Begin Data shown
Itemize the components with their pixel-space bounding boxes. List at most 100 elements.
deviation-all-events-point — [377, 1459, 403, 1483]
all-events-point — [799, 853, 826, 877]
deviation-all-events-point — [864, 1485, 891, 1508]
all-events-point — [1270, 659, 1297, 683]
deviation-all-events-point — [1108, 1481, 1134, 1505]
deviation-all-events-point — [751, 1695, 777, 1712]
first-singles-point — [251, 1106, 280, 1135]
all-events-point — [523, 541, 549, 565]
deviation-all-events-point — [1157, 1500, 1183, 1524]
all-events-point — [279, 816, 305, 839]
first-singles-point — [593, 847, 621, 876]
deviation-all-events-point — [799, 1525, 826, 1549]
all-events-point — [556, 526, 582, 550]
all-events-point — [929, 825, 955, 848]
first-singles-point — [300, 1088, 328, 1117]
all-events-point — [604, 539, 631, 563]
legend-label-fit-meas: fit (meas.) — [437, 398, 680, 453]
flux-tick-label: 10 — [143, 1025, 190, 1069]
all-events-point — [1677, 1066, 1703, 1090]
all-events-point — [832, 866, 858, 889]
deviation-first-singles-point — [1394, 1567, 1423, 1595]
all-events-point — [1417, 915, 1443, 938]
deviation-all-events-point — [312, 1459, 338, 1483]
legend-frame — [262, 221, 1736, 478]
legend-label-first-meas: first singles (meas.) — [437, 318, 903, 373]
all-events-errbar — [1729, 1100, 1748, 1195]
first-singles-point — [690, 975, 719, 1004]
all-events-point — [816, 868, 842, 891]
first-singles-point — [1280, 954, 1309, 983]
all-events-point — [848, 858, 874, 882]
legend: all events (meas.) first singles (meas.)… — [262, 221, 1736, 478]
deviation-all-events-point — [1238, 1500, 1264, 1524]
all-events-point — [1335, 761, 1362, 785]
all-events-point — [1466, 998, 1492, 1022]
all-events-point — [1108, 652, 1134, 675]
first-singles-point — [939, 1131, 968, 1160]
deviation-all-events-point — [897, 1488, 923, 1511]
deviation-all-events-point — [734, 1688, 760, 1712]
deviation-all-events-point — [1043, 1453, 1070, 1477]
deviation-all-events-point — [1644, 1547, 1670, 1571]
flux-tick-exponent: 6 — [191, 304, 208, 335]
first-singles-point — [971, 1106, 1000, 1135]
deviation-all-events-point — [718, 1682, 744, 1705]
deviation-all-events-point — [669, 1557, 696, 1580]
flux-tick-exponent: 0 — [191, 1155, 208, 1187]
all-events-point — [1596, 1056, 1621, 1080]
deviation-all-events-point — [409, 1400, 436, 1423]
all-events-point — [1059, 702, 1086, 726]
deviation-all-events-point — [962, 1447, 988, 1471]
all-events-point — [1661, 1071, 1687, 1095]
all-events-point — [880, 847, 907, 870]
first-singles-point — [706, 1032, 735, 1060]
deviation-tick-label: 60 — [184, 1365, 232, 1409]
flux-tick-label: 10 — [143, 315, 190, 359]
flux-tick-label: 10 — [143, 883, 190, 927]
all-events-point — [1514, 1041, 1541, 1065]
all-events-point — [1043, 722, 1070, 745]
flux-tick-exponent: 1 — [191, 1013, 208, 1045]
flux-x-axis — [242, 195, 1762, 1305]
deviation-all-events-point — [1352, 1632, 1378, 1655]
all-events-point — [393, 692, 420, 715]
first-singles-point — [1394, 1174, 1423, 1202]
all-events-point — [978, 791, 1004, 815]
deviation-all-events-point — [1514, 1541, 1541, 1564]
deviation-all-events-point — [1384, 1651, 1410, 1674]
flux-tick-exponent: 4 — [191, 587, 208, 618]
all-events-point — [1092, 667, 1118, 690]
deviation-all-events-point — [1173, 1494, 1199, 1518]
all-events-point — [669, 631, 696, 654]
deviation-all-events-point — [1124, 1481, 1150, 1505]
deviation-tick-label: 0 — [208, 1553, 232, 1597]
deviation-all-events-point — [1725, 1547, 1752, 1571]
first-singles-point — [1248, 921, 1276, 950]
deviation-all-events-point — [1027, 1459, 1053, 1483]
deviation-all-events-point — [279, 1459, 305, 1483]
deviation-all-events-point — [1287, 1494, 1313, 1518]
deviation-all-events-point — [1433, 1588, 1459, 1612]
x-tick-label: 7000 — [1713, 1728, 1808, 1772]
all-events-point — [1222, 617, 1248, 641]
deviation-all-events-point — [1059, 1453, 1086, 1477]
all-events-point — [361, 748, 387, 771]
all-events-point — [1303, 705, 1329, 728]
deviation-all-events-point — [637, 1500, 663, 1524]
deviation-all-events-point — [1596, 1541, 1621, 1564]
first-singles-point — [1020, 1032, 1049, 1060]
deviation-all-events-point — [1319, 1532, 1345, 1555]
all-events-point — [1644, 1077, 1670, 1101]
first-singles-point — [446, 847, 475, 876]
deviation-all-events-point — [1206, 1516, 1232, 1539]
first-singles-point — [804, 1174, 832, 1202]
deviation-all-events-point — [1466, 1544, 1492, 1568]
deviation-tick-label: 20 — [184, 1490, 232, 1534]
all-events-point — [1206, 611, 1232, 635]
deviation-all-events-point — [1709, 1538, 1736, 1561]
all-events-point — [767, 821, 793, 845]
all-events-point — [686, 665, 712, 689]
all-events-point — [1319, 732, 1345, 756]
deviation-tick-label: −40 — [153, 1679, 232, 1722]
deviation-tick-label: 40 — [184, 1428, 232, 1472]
End Data shown
What you should do
Please reproduce all of the entries above, character for character, with no changes.

Right answer
Itemize the components with their pixel-space bounding boxes. List at most 100 elements.
deviation-all-events-point — [377, 1459, 403, 1483]
all-events-point — [799, 853, 826, 877]
deviation-all-events-point — [864, 1485, 891, 1508]
all-events-point — [1270, 659, 1297, 683]
deviation-all-events-point — [1108, 1481, 1134, 1505]
deviation-all-events-point — [751, 1695, 777, 1712]
first-singles-point — [251, 1106, 280, 1135]
all-events-point — [523, 541, 549, 565]
deviation-all-events-point — [1157, 1500, 1183, 1524]
all-events-point — [279, 816, 305, 839]
first-singles-point — [593, 847, 621, 876]
deviation-all-events-point — [799, 1525, 826, 1549]
all-events-point — [556, 526, 582, 550]
all-events-point — [929, 825, 955, 848]
first-singles-point — [300, 1088, 328, 1117]
all-events-point — [604, 539, 631, 563]
legend-label-fit-meas: fit (meas.) — [437, 398, 680, 453]
flux-tick-label: 10 — [143, 1025, 190, 1069]
all-events-point — [1677, 1066, 1703, 1090]
all-events-point — [832, 866, 858, 889]
deviation-first-singles-point — [1394, 1567, 1423, 1595]
all-events-point — [1417, 915, 1443, 938]
deviation-all-events-point — [312, 1459, 338, 1483]
legend-frame — [262, 221, 1736, 478]
legend-label-first-meas: first singles (meas.) — [437, 318, 903, 373]
all-events-errbar — [1729, 1100, 1748, 1195]
first-singles-point — [690, 975, 719, 1004]
all-events-point — [816, 868, 842, 891]
first-singles-point — [1280, 954, 1309, 983]
all-events-point — [848, 858, 874, 882]
legend: all events (meas.) first singles (meas.)… — [262, 221, 1736, 478]
deviation-all-events-point — [1238, 1500, 1264, 1524]
all-events-point — [1335, 761, 1362, 785]
all-events-point — [1466, 998, 1492, 1022]
all-events-point — [1108, 652, 1134, 675]
first-singles-point — [939, 1131, 968, 1160]
deviation-all-events-point — [897, 1488, 923, 1511]
deviation-all-events-point — [734, 1688, 760, 1712]
deviation-all-events-point — [1043, 1453, 1070, 1477]
deviation-all-events-point — [1644, 1547, 1670, 1571]
flux-tick-exponent: 6 — [191, 304, 208, 335]
first-singles-point — [971, 1106, 1000, 1135]
deviation-all-events-point — [718, 1682, 744, 1705]
deviation-all-events-point — [669, 1557, 696, 1580]
flux-tick-exponent: 0 — [191, 1155, 208, 1187]
all-events-point — [1596, 1056, 1621, 1080]
deviation-all-events-point — [409, 1400, 436, 1423]
all-events-point — [1059, 702, 1086, 726]
deviation-all-events-point — [962, 1447, 988, 1471]
all-events-point — [1661, 1071, 1687, 1095]
all-events-point — [880, 847, 907, 870]
first-singles-point — [706, 1032, 735, 1060]
deviation-tick-label: 60 — [184, 1365, 232, 1409]
flux-tick-label: 10 — [143, 315, 190, 359]
flux-tick-label: 10 — [143, 883, 190, 927]
all-events-point — [1514, 1041, 1541, 1065]
all-events-point — [1043, 722, 1070, 745]
flux-tick-exponent: 1 — [191, 1013, 208, 1045]
flux-x-axis — [242, 195, 1762, 1305]
deviation-all-events-point — [1352, 1632, 1378, 1655]
all-events-point — [393, 692, 420, 715]
first-singles-point — [1394, 1174, 1423, 1202]
all-events-point — [978, 791, 1004, 815]
deviation-all-events-point — [1514, 1541, 1541, 1564]
deviation-all-events-point — [1384, 1651, 1410, 1674]
flux-tick-exponent: 4 — [191, 587, 208, 618]
all-events-point — [1092, 667, 1118, 690]
deviation-all-events-point — [1173, 1494, 1199, 1518]
all-events-point — [669, 631, 696, 654]
deviation-all-events-point — [1124, 1481, 1150, 1505]
deviation-tick-label: 0 — [208, 1553, 232, 1597]
deviation-all-events-point — [1725, 1547, 1752, 1571]
first-singles-point — [1248, 921, 1276, 950]
deviation-all-events-point — [1027, 1459, 1053, 1483]
deviation-all-events-point — [279, 1459, 305, 1483]
deviation-all-events-point — [1287, 1494, 1313, 1518]
deviation-all-events-point — [1433, 1588, 1459, 1612]
x-tick-label: 7000 — [1713, 1728, 1808, 1772]
all-events-point — [1222, 617, 1248, 641]
deviation-all-events-point — [1059, 1453, 1086, 1477]
all-events-point — [361, 748, 387, 771]
all-events-point — [1303, 705, 1329, 728]
deviation-all-events-point — [637, 1500, 663, 1524]
deviation-all-events-point — [1596, 1541, 1621, 1564]
first-singles-point — [1020, 1032, 1049, 1060]
deviation-all-events-point — [1319, 1532, 1345, 1555]
all-events-point — [1644, 1077, 1670, 1101]
first-singles-point — [446, 847, 475, 876]
deviation-all-events-point — [1206, 1516, 1232, 1539]
first-singles-point — [804, 1174, 832, 1202]
deviation-all-events-point — [1466, 1544, 1492, 1568]
deviation-tick-label: 20 — [184, 1490, 232, 1534]
all-events-point — [1206, 611, 1232, 635]
deviation-all-events-point — [1709, 1538, 1736, 1561]
all-events-point — [767, 821, 793, 845]
all-events-point — [686, 665, 712, 689]
all-events-point — [1319, 732, 1345, 756]
deviation-tick-label: −40 — [153, 1679, 232, 1722]
deviation-tick-label: 40 — [184, 1428, 232, 1472]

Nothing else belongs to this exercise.